WHAT NEEDS TO BE DONE:
Your task is to transcribe all of the data below exactly, omitting the images.

Raw records:

>>>

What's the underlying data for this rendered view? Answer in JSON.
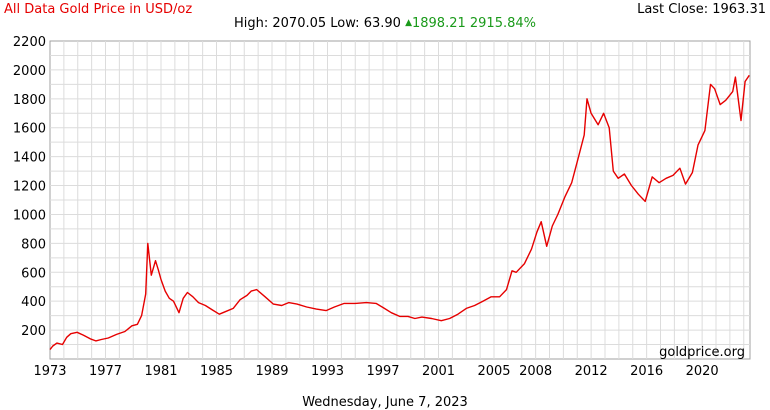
{
  "header": {
    "title": "All Data Gold Price in USD/oz",
    "last_close_label": "Last Close:",
    "last_close_value": "1963.31",
    "high_label": "High:",
    "high_value": "2070.05",
    "low_label": "Low:",
    "low_value": "63.90",
    "change_value": "1898.21",
    "change_pct": "2915.84%",
    "change_color": "#1a9a1a",
    "title_color": "#e60000"
  },
  "footer": {
    "date": "Wednesday, June 7, 2023"
  },
  "watermark": "goldprice.org",
  "chart_data": {
    "type": "line",
    "title": "All Data Gold Price in USD/oz",
    "xlabel": "",
    "ylabel": "",
    "xlim": [
      1973.0,
      2023.45
    ],
    "ylim": [
      0,
      2200
    ],
    "grid": true,
    "line_color": "#e60000",
    "x_ticks": [
      1973,
      1977,
      1981,
      1985,
      1989,
      1993,
      1997,
      2001,
      2005,
      2008,
      2012,
      2016,
      2020
    ],
    "x_tick_labels": [
      "1973",
      "1977",
      "1981",
      "1985",
      "1989",
      "1993",
      "1997",
      "2001",
      "2005",
      "2008",
      "2012",
      "2016",
      "2020"
    ],
    "y_ticks": [
      200,
      400,
      600,
      800,
      1000,
      1200,
      1400,
      1600,
      1800,
      2000,
      2200
    ],
    "y_tick_labels": [
      "200",
      "400",
      "600",
      "800",
      "1000",
      "1200",
      "1400",
      "1600",
      "1800",
      "2000",
      "2200"
    ],
    "series": [
      {
        "x": [
          1973.0,
          1973.2,
          1973.5,
          1973.9,
          1974.2,
          1974.5,
          1974.95,
          1975.4,
          1975.9,
          1976.3,
          1976.7,
          1977.2,
          1977.8,
          1978.4,
          1978.9,
          1979.3,
          1979.6,
          1979.9,
          1980.05,
          1980.3,
          1980.6,
          1980.8,
          1981.0,
          1981.3,
          1981.6,
          1981.9,
          1982.3,
          1982.6,
          1982.9,
          1983.3,
          1983.7,
          1984.2,
          1984.7,
          1985.2,
          1985.7,
          1986.2,
          1986.7,
          1987.2,
          1987.5,
          1987.9,
          1988.5,
          1989.1,
          1989.7,
          1990.2,
          1990.8,
          1991.5,
          1992.2,
          1992.9,
          1993.5,
          1994.2,
          1995.0,
          1995.8,
          1996.5,
          1997.1,
          1997.6,
          1998.2,
          1998.8,
          1999.3,
          1999.8,
          2000.5,
          2001.2,
          2001.8,
          2002.4,
          2003.0,
          2003.6,
          2004.2,
          2004.8,
          2005.4,
          2005.9,
          2006.3,
          2006.6,
          2007.2,
          2007.7,
          2008.1,
          2008.4,
          2008.8,
          2009.2,
          2009.6,
          2010.1,
          2010.6,
          2011.1,
          2011.5,
          2011.7,
          2012.0,
          2012.5,
          2012.9,
          2013.3,
          2013.6,
          2013.95,
          2014.4,
          2014.9,
          2015.4,
          2015.9,
          2016.4,
          2016.9,
          2017.4,
          2017.9,
          2018.4,
          2018.8,
          2019.3,
          2019.7,
          2020.2,
          2020.6,
          2020.9,
          2021.3,
          2021.7,
          2022.2,
          2022.4,
          2022.8,
          2023.1,
          2023.4
        ],
        "y": [
          65,
          90,
          110,
          100,
          150,
          175,
          185,
          165,
          140,
          125,
          135,
          145,
          170,
          190,
          230,
          240,
          300,
          450,
          800,
          580,
          680,
          620,
          550,
          470,
          420,
          400,
          320,
          420,
          460,
          430,
          390,
          370,
          340,
          310,
          330,
          350,
          410,
          440,
          470,
          480,
          430,
          380,
          370,
          390,
          380,
          360,
          345,
          335,
          360,
          385,
          385,
          390,
          385,
          350,
          320,
          295,
          295,
          280,
          290,
          280,
          265,
          280,
          310,
          350,
          370,
          400,
          430,
          430,
          480,
          610,
          600,
          660,
          760,
          880,
          950,
          780,
          920,
          1000,
          1120,
          1220,
          1400,
          1550,
          1800,
          1700,
          1620,
          1700,
          1600,
          1300,
          1250,
          1280,
          1200,
          1140,
          1090,
          1260,
          1220,
          1250,
          1270,
          1320,
          1210,
          1290,
          1480,
          1580,
          1900,
          1870,
          1760,
          1790,
          1850,
          1950,
          1650,
          1920,
          1963
        ]
      }
    ]
  }
}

<<<

RIGHT ANSWER:
What's the underlying data for this rendered view? Answer in JSON.
{
  "header": {
    "title": "All Data Gold Price in USD/oz",
    "last_close_label": "Last Close:",
    "last_close_value": "1963.31",
    "high_label": "High:",
    "high_value": "2070.05",
    "low_label": "Low:",
    "low_value": "63.90",
    "change_value": "1898.21",
    "change_pct": "2915.84%",
    "change_color": "#1a9a1a",
    "title_color": "#e60000"
  },
  "footer": {
    "date": "Wednesday, June 7, 2023"
  },
  "watermark": "goldprice.org",
  "chart_data": {
    "type": "line",
    "title": "All Data Gold Price in USD/oz",
    "xlabel": "",
    "ylabel": "",
    "xlim": [
      1973.0,
      2023.45
    ],
    "ylim": [
      0,
      2200
    ],
    "grid": true,
    "line_color": "#e60000",
    "x_ticks": [
      1973,
      1977,
      1981,
      1985,
      1989,
      1993,
      1997,
      2001,
      2005,
      2008,
      2012,
      2016,
      2020
    ],
    "x_tick_labels": [
      "1973",
      "1977",
      "1981",
      "1985",
      "1989",
      "1993",
      "1997",
      "2001",
      "2005",
      "2008",
      "2012",
      "2016",
      "2020"
    ],
    "y_ticks": [
      200,
      400,
      600,
      800,
      1000,
      1200,
      1400,
      1600,
      1800,
      2000,
      2200
    ],
    "y_tick_labels": [
      "200",
      "400",
      "600",
      "800",
      "1000",
      "1200",
      "1400",
      "1600",
      "1800",
      "2000",
      "2200"
    ],
    "series": [
      {
        "x": [
          1973.0,
          1973.2,
          1973.5,
          1973.9,
          1974.2,
          1974.5,
          1974.95,
          1975.4,
          1975.9,
          1976.3,
          1976.7,
          1977.2,
          1977.8,
          1978.4,
          1978.9,
          1979.3,
          1979.6,
          1979.9,
          1980.05,
          1980.3,
          1980.6,
          1980.8,
          1981.0,
          1981.3,
          1981.6,
          1981.9,
          1982.3,
          1982.6,
          1982.9,
          1983.3,
          1983.7,
          1984.2,
          1984.7,
          1985.2,
          1985.7,
          1986.2,
          1986.7,
          1987.2,
          1987.5,
          1987.9,
          1988.5,
          1989.1,
          1989.7,
          1990.2,
          1990.8,
          1991.5,
          1992.2,
          1992.9,
          1993.5,
          1994.2,
          1995.0,
          1995.8,
          1996.5,
          1997.1,
          1997.6,
          1998.2,
          1998.8,
          1999.3,
          1999.8,
          2000.5,
          2001.2,
          2001.8,
          2002.4,
          2003.0,
          2003.6,
          2004.2,
          2004.8,
          2005.4,
          2005.9,
          2006.3,
          2006.6,
          2007.2,
          2007.7,
          2008.1,
          2008.4,
          2008.8,
          2009.2,
          2009.6,
          2010.1,
          2010.6,
          2011.1,
          2011.5,
          2011.7,
          2012.0,
          2012.5,
          2012.9,
          2013.3,
          2013.6,
          2013.95,
          2014.4,
          2014.9,
          2015.4,
          2015.9,
          2016.4,
          2016.9,
          2017.4,
          2017.9,
          2018.4,
          2018.8,
          2019.3,
          2019.7,
          2020.2,
          2020.6,
          2020.9,
          2021.3,
          2021.7,
          2022.2,
          2022.4,
          2022.8,
          2023.1,
          2023.4
        ],
        "y": [
          65,
          90,
          110,
          100,
          150,
          175,
          185,
          165,
          140,
          125,
          135,
          145,
          170,
          190,
          230,
          240,
          300,
          450,
          800,
          580,
          680,
          620,
          550,
          470,
          420,
          400,
          320,
          420,
          460,
          430,
          390,
          370,
          340,
          310,
          330,
          350,
          410,
          440,
          470,
          480,
          430,
          380,
          370,
          390,
          380,
          360,
          345,
          335,
          360,
          385,
          385,
          390,
          385,
          350,
          320,
          295,
          295,
          280,
          290,
          280,
          265,
          280,
          310,
          350,
          370,
          400,
          430,
          430,
          480,
          610,
          600,
          660,
          760,
          880,
          950,
          780,
          920,
          1000,
          1120,
          1220,
          1400,
          1550,
          1800,
          1700,
          1620,
          1700,
          1600,
          1300,
          1250,
          1280,
          1200,
          1140,
          1090,
          1260,
          1220,
          1250,
          1270,
          1320,
          1210,
          1290,
          1480,
          1580,
          1900,
          1870,
          1760,
          1790,
          1850,
          1950,
          1650,
          1920,
          1963
        ]
      }
    ]
  }
}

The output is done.